Lines of data

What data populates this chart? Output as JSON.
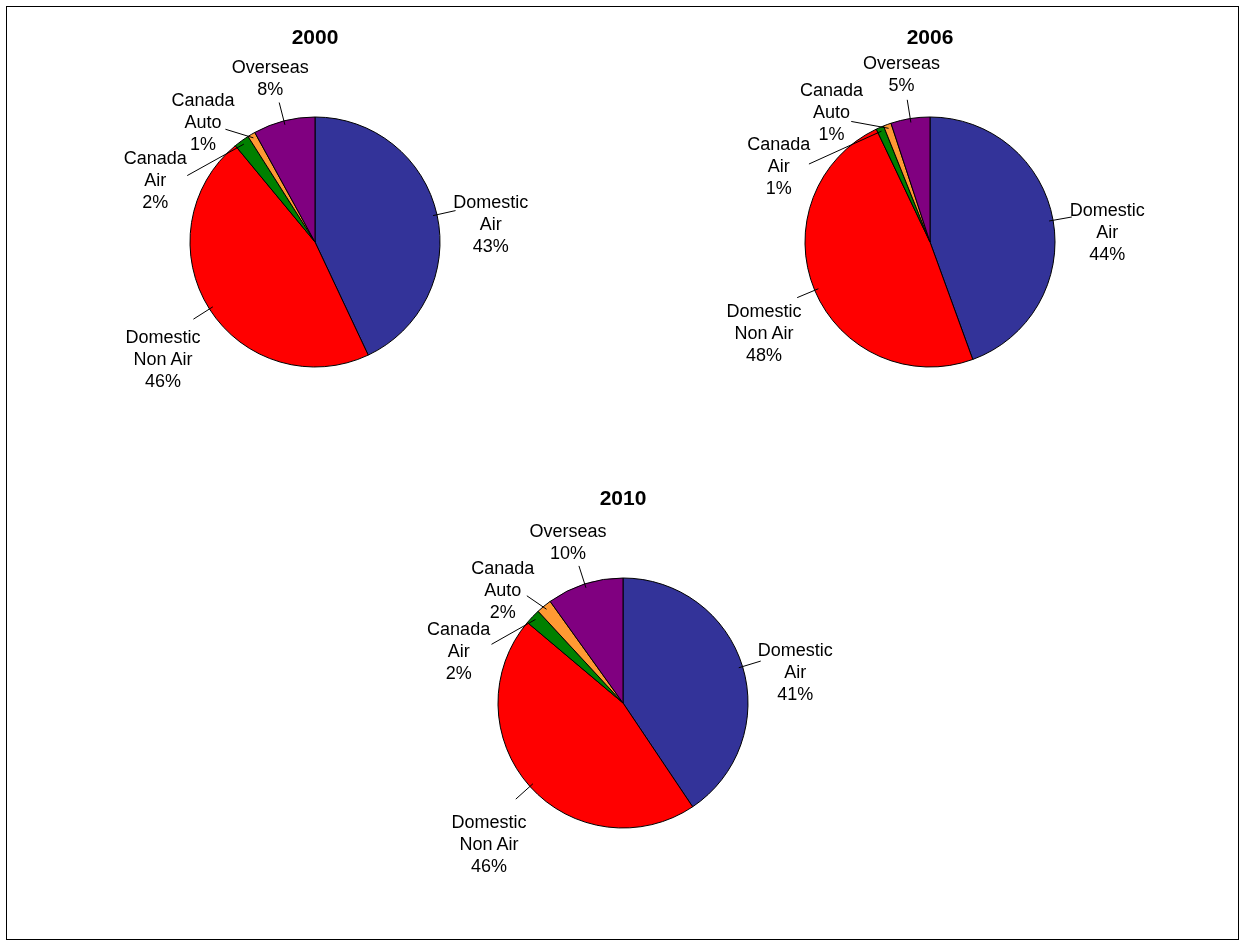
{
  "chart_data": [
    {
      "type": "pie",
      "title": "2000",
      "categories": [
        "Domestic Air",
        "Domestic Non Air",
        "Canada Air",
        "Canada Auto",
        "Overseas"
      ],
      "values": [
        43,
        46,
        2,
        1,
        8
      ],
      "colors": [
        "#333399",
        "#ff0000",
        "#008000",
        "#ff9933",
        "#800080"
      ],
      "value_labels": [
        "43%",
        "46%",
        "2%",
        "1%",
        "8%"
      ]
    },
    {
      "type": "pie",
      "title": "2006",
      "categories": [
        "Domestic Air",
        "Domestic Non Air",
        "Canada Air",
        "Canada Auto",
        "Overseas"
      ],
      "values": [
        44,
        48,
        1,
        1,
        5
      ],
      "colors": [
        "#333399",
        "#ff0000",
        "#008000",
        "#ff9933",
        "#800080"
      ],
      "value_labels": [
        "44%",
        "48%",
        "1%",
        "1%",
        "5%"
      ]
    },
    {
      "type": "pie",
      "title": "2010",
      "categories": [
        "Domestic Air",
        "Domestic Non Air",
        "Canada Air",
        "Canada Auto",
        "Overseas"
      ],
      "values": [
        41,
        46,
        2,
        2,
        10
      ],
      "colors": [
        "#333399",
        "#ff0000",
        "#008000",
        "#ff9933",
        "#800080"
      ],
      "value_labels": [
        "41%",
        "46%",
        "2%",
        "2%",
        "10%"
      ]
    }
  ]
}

# Written problem:
Every line above should be returned exactly; the pictures stay out.

# Response to this exercise:
What data populates this chart? Output as JSON.
{
  "chart_data": [
    {
      "type": "pie",
      "title": "2000",
      "categories": [
        "Domestic Air",
        "Domestic Non Air",
        "Canada Air",
        "Canada Auto",
        "Overseas"
      ],
      "values": [
        43,
        46,
        2,
        1,
        8
      ],
      "colors": [
        "#333399",
        "#ff0000",
        "#008000",
        "#ff9933",
        "#800080"
      ],
      "value_labels": [
        "43%",
        "46%",
        "2%",
        "1%",
        "8%"
      ]
    },
    {
      "type": "pie",
      "title": "2006",
      "categories": [
        "Domestic Air",
        "Domestic Non Air",
        "Canada Air",
        "Canada Auto",
        "Overseas"
      ],
      "values": [
        44,
        48,
        1,
        1,
        5
      ],
      "colors": [
        "#333399",
        "#ff0000",
        "#008000",
        "#ff9933",
        "#800080"
      ],
      "value_labels": [
        "44%",
        "48%",
        "1%",
        "1%",
        "5%"
      ]
    },
    {
      "type": "pie",
      "title": "2010",
      "categories": [
        "Domestic Air",
        "Domestic Non Air",
        "Canada Air",
        "Canada Auto",
        "Overseas"
      ],
      "values": [
        41,
        46,
        2,
        2,
        10
      ],
      "colors": [
        "#333399",
        "#ff0000",
        "#008000",
        "#ff9933",
        "#800080"
      ],
      "value_labels": [
        "41%",
        "46%",
        "2%",
        "2%",
        "10%"
      ]
    }
  ]
}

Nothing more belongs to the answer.